[Data excerpts]
######

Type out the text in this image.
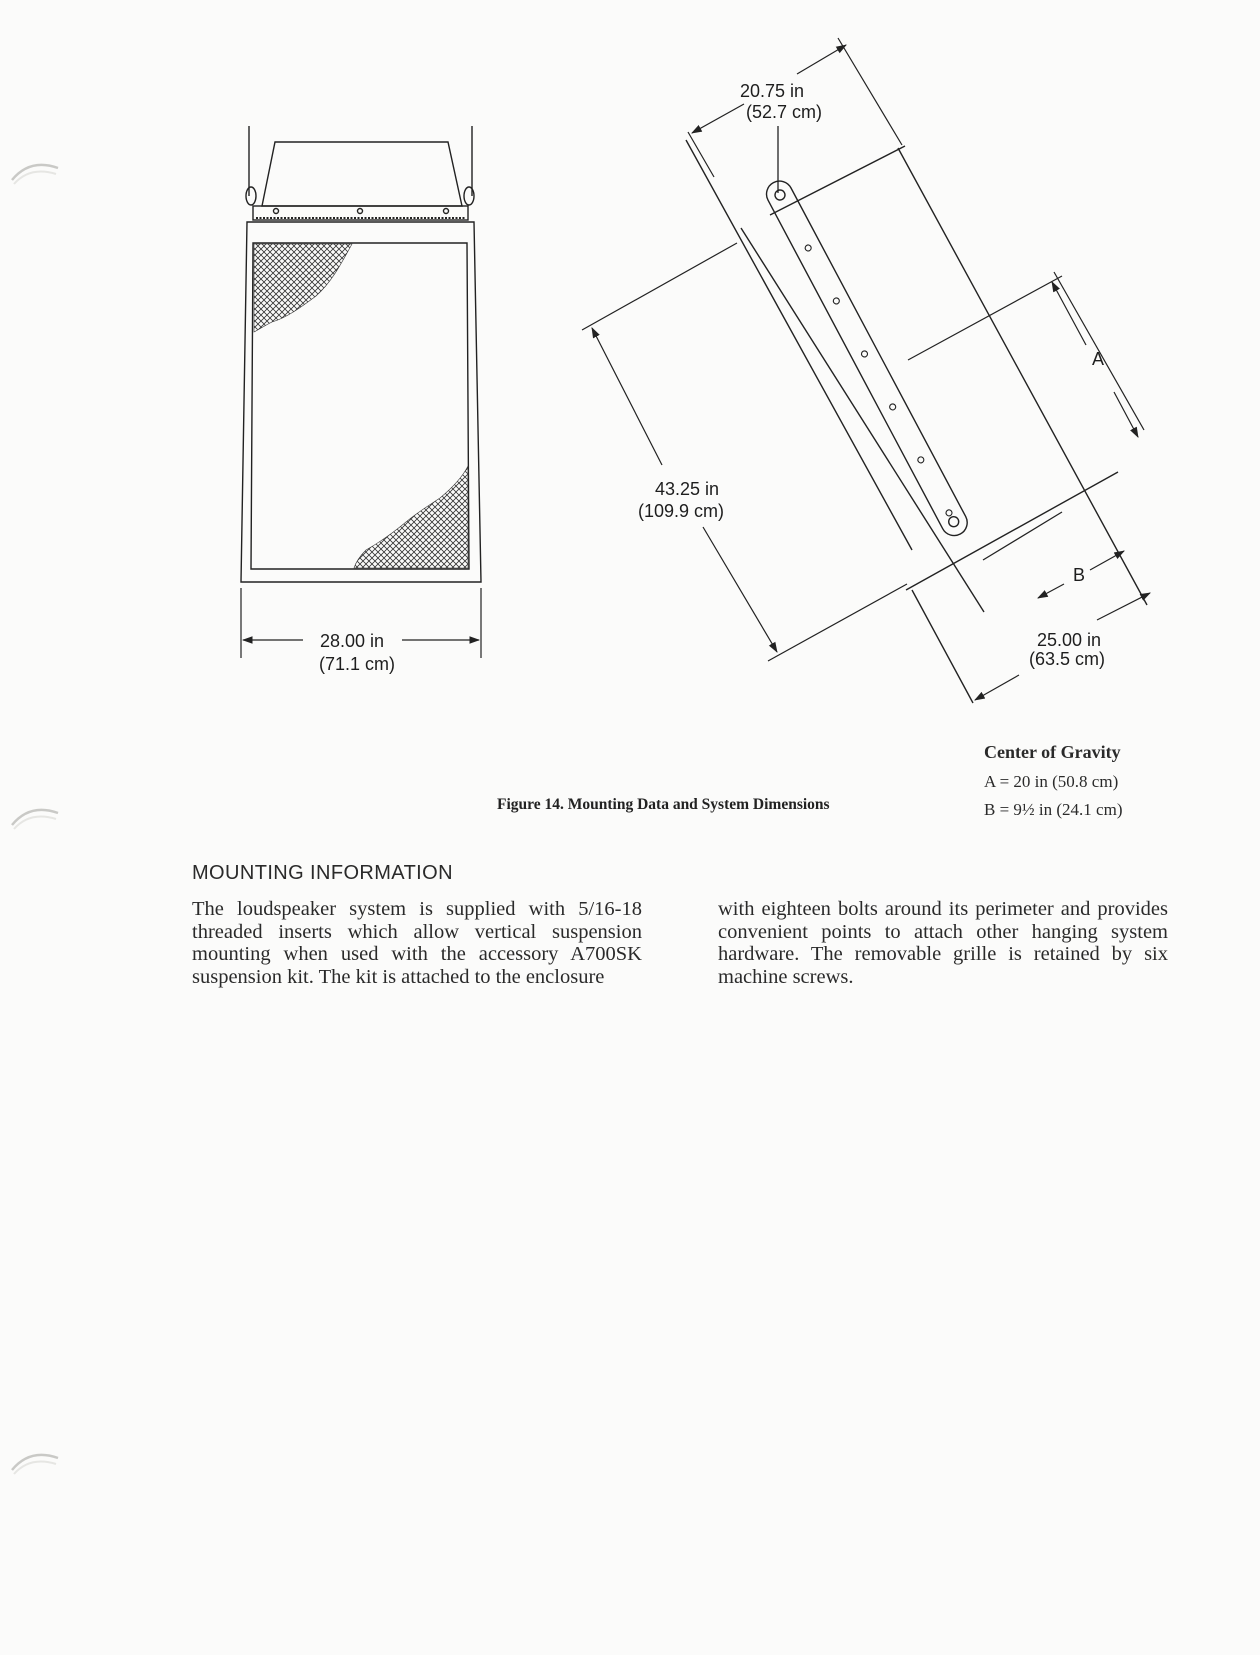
28.00 in
(71.1 cm)
20.75 in
(52.7 cm)
43.25 in
(109.9 cm)
25.00 in
(63.5 cm)
A
B
Figure 14. Mounting Data and System Dimensions
Center of Gravity
A = 20 in (50.8 cm)
B = 9½ in (24.1 cm)
MOUNTING INFORMATION
The loudspeaker system is supplied with 5/16-18 threaded inserts which allow vertical suspension mounting when used with the accessory A700SK suspension kit. The kit is attached to the enclosure
with eighteen bolts around its perimeter and provides convenient points to attach other hanging system hardware. The removable grille is retained by six machine screws.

######

• [Task brief]: Transcribe the listing in full and omit the pictures.

• [Result of this exercise]:
Type out the text in this image.
28.00 in
(71.1 cm)
20.75 in
(52.7 cm)
43.25 in
(109.9 cm)
25.00 in
(63.5 cm)
A
B
Figure 14. Mounting Data and System Dimensions
Center of Gravity
A = 20 in (50.8 cm)
B = 9½ in (24.1 cm)
MOUNTING INFORMATION
The loudspeaker system is supplied with 5/16-18 threaded inserts which allow vertical suspension mounting when used with the accessory A700SK suspension kit. The kit is attached to the enclosure
with eighteen bolts around its perimeter and provides convenient points to attach other hanging system hardware. The removable grille is retained by six machine screws.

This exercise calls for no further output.